▸ **WHAT IS ASKED**
In the data that follows, count the lines in which the word "text" occurs, and report that figure alone.

********

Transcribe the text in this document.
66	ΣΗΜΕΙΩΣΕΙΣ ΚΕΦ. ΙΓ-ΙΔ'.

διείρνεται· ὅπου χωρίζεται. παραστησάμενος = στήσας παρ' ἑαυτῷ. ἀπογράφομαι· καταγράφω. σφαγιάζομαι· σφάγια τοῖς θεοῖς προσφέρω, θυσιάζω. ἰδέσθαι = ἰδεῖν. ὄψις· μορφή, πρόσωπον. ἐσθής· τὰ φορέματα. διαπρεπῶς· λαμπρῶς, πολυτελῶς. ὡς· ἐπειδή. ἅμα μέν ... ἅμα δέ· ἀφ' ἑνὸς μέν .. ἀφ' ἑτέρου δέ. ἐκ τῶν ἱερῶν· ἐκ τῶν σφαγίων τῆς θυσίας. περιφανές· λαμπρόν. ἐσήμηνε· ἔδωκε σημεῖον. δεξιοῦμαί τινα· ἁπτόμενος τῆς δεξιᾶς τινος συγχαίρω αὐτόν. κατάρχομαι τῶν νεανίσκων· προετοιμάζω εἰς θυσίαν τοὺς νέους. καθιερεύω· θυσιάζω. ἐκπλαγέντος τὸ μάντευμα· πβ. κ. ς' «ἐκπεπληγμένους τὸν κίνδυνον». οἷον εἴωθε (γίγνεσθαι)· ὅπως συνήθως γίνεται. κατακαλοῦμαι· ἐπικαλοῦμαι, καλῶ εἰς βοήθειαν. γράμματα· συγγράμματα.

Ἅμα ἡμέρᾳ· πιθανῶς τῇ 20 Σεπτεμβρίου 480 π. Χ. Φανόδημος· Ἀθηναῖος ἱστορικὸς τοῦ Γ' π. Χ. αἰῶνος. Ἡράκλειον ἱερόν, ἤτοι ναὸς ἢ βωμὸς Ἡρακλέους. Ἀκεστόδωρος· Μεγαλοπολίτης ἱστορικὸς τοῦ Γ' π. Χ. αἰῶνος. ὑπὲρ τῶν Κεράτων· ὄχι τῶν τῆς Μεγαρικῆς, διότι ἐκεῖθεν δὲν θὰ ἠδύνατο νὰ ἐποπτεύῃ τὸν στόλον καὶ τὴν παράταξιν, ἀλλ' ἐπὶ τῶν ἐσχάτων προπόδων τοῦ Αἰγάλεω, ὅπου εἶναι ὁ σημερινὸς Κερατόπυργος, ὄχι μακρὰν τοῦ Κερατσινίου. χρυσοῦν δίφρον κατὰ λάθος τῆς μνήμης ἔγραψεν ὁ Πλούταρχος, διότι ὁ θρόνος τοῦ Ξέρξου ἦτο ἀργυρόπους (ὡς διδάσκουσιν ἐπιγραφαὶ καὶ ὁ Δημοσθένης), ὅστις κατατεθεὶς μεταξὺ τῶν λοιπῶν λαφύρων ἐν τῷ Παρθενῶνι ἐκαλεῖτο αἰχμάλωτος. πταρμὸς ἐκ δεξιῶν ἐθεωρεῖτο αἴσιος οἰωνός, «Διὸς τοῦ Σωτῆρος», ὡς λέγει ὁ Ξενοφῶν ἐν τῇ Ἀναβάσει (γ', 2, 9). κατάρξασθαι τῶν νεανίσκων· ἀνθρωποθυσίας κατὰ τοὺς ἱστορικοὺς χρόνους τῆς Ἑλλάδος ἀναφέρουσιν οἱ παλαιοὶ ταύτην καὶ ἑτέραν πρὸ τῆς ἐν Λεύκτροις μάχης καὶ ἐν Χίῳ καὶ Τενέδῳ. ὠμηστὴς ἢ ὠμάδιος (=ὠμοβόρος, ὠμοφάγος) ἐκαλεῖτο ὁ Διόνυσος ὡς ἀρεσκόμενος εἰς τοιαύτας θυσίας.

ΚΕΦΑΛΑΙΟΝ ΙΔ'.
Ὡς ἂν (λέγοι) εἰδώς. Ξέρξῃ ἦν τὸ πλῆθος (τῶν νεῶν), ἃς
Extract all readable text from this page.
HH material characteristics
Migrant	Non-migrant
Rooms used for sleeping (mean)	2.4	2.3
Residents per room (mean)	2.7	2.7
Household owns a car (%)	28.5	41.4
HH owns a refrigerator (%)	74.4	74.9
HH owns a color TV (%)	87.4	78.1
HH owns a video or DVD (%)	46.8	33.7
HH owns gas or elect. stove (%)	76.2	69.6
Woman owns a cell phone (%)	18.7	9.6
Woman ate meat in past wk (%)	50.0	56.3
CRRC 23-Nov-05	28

********

▸ **RESULT**
2